◆ Material supplied:
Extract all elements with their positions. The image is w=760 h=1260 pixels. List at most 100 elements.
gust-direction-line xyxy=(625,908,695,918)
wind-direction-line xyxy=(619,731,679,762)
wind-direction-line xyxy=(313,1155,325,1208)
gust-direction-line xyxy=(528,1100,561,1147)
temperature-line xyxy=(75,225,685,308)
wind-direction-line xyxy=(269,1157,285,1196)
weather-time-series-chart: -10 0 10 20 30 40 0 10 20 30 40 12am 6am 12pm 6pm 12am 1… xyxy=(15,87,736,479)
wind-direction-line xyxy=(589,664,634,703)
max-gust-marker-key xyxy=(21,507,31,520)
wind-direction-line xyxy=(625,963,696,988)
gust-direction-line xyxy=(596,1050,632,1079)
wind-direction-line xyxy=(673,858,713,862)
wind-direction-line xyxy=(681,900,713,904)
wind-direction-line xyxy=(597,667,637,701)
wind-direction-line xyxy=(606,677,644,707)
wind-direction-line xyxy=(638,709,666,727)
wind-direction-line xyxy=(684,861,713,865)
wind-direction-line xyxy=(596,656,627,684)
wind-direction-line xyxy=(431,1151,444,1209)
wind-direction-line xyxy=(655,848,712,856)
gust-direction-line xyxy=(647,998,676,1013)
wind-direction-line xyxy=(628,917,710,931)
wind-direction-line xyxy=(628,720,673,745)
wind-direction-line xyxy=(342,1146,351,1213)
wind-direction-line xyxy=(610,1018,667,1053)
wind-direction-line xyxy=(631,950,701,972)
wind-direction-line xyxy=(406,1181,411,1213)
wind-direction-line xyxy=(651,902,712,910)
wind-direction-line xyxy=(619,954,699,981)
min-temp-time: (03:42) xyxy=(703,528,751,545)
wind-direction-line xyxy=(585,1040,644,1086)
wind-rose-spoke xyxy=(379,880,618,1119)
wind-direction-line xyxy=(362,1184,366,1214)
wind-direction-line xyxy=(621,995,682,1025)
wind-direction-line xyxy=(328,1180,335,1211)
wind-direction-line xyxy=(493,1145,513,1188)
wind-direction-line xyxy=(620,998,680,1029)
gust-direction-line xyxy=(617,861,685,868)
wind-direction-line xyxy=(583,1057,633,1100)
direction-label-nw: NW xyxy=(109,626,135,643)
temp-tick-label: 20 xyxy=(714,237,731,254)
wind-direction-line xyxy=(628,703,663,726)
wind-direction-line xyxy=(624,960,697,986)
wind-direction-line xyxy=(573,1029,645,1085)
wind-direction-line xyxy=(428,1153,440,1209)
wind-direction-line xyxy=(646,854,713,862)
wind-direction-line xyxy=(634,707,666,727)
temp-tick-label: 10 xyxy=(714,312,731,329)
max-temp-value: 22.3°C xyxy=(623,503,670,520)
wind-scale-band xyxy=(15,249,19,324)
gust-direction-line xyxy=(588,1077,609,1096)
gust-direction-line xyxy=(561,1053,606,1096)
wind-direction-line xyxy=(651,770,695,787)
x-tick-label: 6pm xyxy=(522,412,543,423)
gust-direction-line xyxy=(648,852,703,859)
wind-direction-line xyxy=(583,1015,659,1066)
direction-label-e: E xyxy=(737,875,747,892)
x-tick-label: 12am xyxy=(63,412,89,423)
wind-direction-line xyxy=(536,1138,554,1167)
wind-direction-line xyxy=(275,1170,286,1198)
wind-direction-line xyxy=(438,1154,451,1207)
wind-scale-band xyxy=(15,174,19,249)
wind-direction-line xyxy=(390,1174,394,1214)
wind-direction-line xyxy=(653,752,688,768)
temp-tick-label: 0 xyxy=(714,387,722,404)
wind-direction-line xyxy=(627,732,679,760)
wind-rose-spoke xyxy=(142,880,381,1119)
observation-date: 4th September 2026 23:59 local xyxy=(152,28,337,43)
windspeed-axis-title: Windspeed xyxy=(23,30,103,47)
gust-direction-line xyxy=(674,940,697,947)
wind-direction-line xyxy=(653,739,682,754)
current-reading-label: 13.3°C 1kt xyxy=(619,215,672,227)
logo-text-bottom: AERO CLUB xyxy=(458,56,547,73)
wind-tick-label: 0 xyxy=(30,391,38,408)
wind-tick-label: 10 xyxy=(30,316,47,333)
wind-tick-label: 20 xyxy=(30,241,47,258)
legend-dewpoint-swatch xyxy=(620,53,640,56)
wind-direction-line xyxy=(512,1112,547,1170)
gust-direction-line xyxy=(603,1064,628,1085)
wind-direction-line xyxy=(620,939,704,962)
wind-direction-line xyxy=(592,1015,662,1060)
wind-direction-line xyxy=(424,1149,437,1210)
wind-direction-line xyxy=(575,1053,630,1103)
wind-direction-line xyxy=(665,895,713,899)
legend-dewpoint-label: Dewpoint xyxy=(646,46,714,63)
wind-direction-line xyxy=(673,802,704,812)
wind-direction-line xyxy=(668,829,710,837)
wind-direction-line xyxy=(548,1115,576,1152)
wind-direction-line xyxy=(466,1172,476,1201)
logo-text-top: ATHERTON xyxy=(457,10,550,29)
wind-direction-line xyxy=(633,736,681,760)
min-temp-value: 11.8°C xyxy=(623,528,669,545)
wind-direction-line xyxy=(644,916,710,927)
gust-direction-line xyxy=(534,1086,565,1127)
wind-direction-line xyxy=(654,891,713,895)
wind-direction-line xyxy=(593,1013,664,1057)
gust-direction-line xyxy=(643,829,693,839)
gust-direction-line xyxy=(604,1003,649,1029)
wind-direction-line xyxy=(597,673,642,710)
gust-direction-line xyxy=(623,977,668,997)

◆ Problem description: Rewrite all of the lines above, changing every "gust-direction-line" to "gust-bearing-line" and leaving everything else untouched.

◆ Solution to this problem:
Extract all elements with their positions. The image is w=760 h=1260 pixels. List at most 100 elements.
gust-bearing-line xyxy=(625,908,695,918)
wind-direction-line xyxy=(619,731,679,762)
wind-direction-line xyxy=(313,1155,325,1208)
gust-bearing-line xyxy=(528,1100,561,1147)
temperature-line xyxy=(75,225,685,308)
wind-direction-line xyxy=(269,1157,285,1196)
weather-time-series-chart: -10 0 10 20 30 40 0 10 20 30 40 12am 6am 12pm 6pm 12am 1… xyxy=(15,87,736,479)
wind-direction-line xyxy=(589,664,634,703)
max-gust-marker-key xyxy=(21,507,31,520)
wind-direction-line xyxy=(625,963,696,988)
gust-bearing-line xyxy=(596,1050,632,1079)
wind-direction-line xyxy=(673,858,713,862)
wind-direction-line xyxy=(681,900,713,904)
wind-direction-line xyxy=(597,667,637,701)
wind-direction-line xyxy=(606,677,644,707)
wind-direction-line xyxy=(638,709,666,727)
wind-direction-line xyxy=(684,861,713,865)
wind-direction-line xyxy=(596,656,627,684)
wind-direction-line xyxy=(431,1151,444,1209)
wind-direction-line xyxy=(655,848,712,856)
gust-bearing-line xyxy=(647,998,676,1013)
wind-direction-line xyxy=(628,917,710,931)
wind-direction-line xyxy=(628,720,673,745)
wind-direction-line xyxy=(342,1146,351,1213)
wind-direction-line xyxy=(610,1018,667,1053)
wind-direction-line xyxy=(631,950,701,972)
wind-direction-line xyxy=(406,1181,411,1213)
wind-direction-line xyxy=(651,902,712,910)
wind-direction-line xyxy=(619,954,699,981)
min-temp-time: (03:42) xyxy=(703,528,751,545)
wind-direction-line xyxy=(585,1040,644,1086)
wind-rose-spoke xyxy=(379,880,618,1119)
wind-direction-line xyxy=(362,1184,366,1214)
wind-direction-line xyxy=(621,995,682,1025)
wind-direction-line xyxy=(328,1180,335,1211)
wind-direction-line xyxy=(493,1145,513,1188)
wind-direction-line xyxy=(620,998,680,1029)
gust-bearing-line xyxy=(617,861,685,868)
wind-direction-line xyxy=(583,1057,633,1100)
direction-label-nw: NW xyxy=(109,626,135,643)
temp-tick-label: 20 xyxy=(714,237,731,254)
wind-direction-line xyxy=(628,703,663,726)
wind-direction-line xyxy=(624,960,697,986)
wind-direction-line xyxy=(573,1029,645,1085)
wind-direction-line xyxy=(428,1153,440,1209)
wind-direction-line xyxy=(646,854,713,862)
wind-direction-line xyxy=(634,707,666,727)
temp-tick-label: 10 xyxy=(714,312,731,329)
max-temp-value: 22.3°C xyxy=(623,503,670,520)
wind-scale-band xyxy=(15,249,19,324)
gust-bearing-line xyxy=(588,1077,609,1096)
gust-bearing-line xyxy=(561,1053,606,1096)
wind-direction-line xyxy=(651,770,695,787)
x-tick-label: 6pm xyxy=(522,412,543,423)
gust-bearing-line xyxy=(648,852,703,859)
wind-direction-line xyxy=(583,1015,659,1066)
direction-label-e: E xyxy=(737,875,747,892)
x-tick-label: 12am xyxy=(63,412,89,423)
wind-direction-line xyxy=(536,1138,554,1167)
wind-direction-line xyxy=(275,1170,286,1198)
wind-direction-line xyxy=(438,1154,451,1207)
wind-scale-band xyxy=(15,174,19,249)
wind-direction-line xyxy=(390,1174,394,1214)
wind-direction-line xyxy=(653,752,688,768)
temp-tick-label: 0 xyxy=(714,387,722,404)
wind-direction-line xyxy=(627,732,679,760)
wind-rose-spoke xyxy=(142,880,381,1119)
observation-date: 4th September 2026 23:59 local xyxy=(152,28,337,43)
windspeed-axis-title: Windspeed xyxy=(23,30,103,47)
gust-bearing-line xyxy=(674,940,697,947)
wind-direction-line xyxy=(653,739,682,754)
current-reading-label: 13.3°C 1kt xyxy=(619,215,672,227)
logo-text-bottom: AERO CLUB xyxy=(458,56,547,73)
wind-tick-label: 0 xyxy=(30,391,38,408)
wind-tick-label: 10 xyxy=(30,316,47,333)
wind-tick-label: 20 xyxy=(30,241,47,258)
legend-dewpoint-swatch xyxy=(620,53,640,56)
wind-direction-line xyxy=(512,1112,547,1170)
gust-bearing-line xyxy=(603,1064,628,1085)
wind-direction-line xyxy=(620,939,704,962)
wind-direction-line xyxy=(592,1015,662,1060)
wind-direction-line xyxy=(424,1149,437,1210)
wind-direction-line xyxy=(575,1053,630,1103)
wind-direction-line xyxy=(665,895,713,899)
legend-dewpoint-label: Dewpoint xyxy=(646,46,714,63)
wind-direction-line xyxy=(673,802,704,812)
wind-direction-line xyxy=(668,829,710,837)
wind-direction-line xyxy=(548,1115,576,1152)
wind-direction-line xyxy=(466,1172,476,1201)
logo-text-top: ATHERTON xyxy=(457,10,550,29)
wind-direction-line xyxy=(633,736,681,760)
min-temp-value: 11.8°C xyxy=(623,528,669,545)
wind-direction-line xyxy=(644,916,710,927)
gust-bearing-line xyxy=(534,1086,565,1127)
wind-direction-line xyxy=(654,891,713,895)
wind-direction-line xyxy=(593,1013,664,1057)
gust-bearing-line xyxy=(643,829,693,839)
gust-bearing-line xyxy=(604,1003,649,1029)
wind-direction-line xyxy=(597,673,642,710)
gust-bearing-line xyxy=(623,977,668,997)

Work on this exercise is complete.